Supplied data:
━━━

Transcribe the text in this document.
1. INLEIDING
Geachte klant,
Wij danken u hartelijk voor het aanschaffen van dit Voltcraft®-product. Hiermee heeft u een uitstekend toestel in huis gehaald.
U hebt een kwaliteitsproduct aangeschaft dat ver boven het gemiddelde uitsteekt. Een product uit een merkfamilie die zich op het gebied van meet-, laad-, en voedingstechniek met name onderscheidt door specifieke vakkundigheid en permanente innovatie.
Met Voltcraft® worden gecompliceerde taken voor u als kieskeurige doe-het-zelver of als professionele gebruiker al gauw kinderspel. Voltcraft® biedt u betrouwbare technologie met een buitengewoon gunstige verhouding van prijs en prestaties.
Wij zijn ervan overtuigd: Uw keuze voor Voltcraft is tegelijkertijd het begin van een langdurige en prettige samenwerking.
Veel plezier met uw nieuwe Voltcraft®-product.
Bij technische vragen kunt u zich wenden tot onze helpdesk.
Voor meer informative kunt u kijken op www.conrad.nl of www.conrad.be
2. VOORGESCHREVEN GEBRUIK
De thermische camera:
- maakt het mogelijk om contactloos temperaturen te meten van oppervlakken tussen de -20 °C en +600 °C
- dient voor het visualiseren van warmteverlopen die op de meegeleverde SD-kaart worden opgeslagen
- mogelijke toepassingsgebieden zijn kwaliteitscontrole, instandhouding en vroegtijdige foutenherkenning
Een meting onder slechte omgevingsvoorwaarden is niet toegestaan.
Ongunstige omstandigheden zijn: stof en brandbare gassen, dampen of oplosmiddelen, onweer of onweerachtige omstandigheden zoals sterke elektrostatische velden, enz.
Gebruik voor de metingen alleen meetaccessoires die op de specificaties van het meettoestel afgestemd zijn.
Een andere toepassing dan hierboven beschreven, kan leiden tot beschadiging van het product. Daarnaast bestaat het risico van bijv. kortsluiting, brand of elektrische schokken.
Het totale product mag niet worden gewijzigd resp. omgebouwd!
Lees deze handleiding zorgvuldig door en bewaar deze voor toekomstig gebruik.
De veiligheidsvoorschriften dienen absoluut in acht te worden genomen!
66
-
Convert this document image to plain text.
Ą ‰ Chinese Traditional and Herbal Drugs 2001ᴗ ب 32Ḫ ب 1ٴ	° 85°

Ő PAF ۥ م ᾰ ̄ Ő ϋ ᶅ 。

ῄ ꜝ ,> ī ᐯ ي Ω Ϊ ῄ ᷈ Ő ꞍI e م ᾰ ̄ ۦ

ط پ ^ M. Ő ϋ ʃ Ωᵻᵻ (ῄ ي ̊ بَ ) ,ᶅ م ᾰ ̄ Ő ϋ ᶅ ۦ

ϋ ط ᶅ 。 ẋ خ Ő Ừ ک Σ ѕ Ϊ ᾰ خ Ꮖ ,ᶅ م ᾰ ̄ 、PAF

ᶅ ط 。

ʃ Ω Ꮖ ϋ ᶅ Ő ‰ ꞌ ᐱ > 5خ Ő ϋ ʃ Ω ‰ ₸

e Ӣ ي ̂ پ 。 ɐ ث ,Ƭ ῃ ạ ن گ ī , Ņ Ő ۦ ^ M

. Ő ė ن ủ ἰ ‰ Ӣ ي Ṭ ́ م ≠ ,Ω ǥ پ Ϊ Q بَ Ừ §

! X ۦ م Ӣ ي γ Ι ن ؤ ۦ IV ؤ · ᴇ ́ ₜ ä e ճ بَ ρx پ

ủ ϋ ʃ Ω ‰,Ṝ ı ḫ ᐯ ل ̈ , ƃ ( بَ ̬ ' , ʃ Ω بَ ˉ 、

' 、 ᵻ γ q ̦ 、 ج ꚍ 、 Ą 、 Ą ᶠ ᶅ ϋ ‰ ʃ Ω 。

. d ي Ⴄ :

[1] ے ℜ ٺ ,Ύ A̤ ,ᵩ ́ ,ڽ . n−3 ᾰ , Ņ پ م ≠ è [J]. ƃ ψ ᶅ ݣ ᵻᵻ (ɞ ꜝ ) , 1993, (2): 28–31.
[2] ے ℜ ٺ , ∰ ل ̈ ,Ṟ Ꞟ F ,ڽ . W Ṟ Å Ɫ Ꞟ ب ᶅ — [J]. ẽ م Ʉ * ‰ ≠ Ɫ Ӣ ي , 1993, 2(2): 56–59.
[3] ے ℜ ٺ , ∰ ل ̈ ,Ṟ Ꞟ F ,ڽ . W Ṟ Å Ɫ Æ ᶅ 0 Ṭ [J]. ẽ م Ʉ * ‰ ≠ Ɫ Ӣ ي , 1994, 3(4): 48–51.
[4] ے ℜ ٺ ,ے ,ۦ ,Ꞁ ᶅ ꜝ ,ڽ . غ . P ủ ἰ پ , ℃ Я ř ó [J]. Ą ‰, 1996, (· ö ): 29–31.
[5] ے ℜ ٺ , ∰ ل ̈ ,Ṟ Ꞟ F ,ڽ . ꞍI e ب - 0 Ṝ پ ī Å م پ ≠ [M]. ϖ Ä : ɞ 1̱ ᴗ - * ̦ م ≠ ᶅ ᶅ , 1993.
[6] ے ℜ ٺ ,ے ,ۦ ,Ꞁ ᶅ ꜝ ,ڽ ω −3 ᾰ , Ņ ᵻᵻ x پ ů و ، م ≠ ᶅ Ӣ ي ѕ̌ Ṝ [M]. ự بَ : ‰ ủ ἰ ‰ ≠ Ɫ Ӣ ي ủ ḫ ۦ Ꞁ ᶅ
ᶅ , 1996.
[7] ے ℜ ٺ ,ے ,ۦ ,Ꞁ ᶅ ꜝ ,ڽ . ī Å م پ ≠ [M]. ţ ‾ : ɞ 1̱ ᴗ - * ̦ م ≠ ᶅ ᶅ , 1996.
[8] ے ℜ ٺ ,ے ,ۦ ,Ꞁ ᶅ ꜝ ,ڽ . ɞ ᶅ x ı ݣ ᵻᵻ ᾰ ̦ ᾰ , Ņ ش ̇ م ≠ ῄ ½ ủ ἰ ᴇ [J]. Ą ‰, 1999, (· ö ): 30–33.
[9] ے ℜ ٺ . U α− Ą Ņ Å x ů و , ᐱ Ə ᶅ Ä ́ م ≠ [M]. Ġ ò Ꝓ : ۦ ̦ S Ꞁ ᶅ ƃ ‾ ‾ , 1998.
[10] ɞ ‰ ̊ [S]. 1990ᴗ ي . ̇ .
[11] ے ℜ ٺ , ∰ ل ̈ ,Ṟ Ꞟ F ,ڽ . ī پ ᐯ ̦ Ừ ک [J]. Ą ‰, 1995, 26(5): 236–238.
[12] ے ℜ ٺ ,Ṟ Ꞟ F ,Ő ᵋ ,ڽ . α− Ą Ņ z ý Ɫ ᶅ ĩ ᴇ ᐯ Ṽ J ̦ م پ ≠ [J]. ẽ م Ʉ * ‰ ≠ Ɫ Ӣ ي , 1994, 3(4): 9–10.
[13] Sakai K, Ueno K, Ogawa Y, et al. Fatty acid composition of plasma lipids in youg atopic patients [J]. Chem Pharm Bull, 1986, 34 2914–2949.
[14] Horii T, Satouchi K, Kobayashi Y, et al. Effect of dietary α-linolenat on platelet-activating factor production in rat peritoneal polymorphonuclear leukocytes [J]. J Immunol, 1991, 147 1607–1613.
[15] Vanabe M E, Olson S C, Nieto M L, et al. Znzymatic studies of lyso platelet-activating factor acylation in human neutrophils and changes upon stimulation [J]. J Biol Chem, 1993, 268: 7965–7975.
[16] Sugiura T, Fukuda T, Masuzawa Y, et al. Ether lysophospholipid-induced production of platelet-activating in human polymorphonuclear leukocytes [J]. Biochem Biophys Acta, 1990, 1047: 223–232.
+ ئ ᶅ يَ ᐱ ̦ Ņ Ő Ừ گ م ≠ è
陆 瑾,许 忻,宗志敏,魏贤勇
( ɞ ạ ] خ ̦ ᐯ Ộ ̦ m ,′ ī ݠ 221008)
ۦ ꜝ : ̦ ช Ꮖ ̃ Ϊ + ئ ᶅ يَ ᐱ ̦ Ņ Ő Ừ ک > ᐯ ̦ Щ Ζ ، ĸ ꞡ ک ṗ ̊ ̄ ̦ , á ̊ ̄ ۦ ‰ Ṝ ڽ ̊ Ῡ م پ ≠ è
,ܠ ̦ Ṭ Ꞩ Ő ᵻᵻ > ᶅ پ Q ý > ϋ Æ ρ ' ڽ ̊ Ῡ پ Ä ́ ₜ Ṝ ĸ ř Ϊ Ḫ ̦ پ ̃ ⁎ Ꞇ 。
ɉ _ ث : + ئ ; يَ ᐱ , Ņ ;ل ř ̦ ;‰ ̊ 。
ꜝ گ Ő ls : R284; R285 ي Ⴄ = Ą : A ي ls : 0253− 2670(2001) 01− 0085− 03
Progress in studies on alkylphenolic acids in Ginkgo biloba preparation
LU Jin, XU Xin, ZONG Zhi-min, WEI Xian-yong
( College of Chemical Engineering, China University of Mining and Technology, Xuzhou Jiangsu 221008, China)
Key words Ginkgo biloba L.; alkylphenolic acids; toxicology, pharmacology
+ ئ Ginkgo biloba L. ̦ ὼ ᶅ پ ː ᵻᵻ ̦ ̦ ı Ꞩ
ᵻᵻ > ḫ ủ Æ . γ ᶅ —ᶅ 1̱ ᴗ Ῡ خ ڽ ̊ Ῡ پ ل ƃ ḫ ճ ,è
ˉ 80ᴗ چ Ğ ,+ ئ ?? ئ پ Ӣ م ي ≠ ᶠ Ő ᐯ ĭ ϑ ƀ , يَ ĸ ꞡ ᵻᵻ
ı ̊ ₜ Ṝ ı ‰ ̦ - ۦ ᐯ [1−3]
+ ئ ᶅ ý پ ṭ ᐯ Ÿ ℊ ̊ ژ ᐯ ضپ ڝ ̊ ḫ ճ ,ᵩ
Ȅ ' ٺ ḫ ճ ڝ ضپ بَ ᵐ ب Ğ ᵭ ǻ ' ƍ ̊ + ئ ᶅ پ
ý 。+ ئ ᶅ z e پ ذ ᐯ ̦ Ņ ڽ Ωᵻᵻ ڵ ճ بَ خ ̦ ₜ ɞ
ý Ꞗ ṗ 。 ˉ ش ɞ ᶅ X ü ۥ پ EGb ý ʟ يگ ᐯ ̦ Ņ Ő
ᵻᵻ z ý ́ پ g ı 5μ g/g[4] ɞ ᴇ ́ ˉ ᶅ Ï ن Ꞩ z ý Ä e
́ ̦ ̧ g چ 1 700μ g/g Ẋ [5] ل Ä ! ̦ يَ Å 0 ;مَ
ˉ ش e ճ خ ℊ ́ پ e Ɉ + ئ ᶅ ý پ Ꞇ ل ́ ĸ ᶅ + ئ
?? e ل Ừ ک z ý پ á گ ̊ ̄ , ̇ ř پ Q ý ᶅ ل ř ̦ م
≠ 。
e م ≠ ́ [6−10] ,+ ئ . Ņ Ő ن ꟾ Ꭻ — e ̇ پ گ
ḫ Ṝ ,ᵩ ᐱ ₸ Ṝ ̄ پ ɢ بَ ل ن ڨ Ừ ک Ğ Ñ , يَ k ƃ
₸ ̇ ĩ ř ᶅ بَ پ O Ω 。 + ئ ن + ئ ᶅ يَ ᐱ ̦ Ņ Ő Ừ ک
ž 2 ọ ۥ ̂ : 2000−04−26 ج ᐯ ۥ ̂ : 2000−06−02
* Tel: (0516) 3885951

━━━

About this exercise:
Give the count of lines in the data that contain the word "activating", and write nothing besides it.

Reply:
3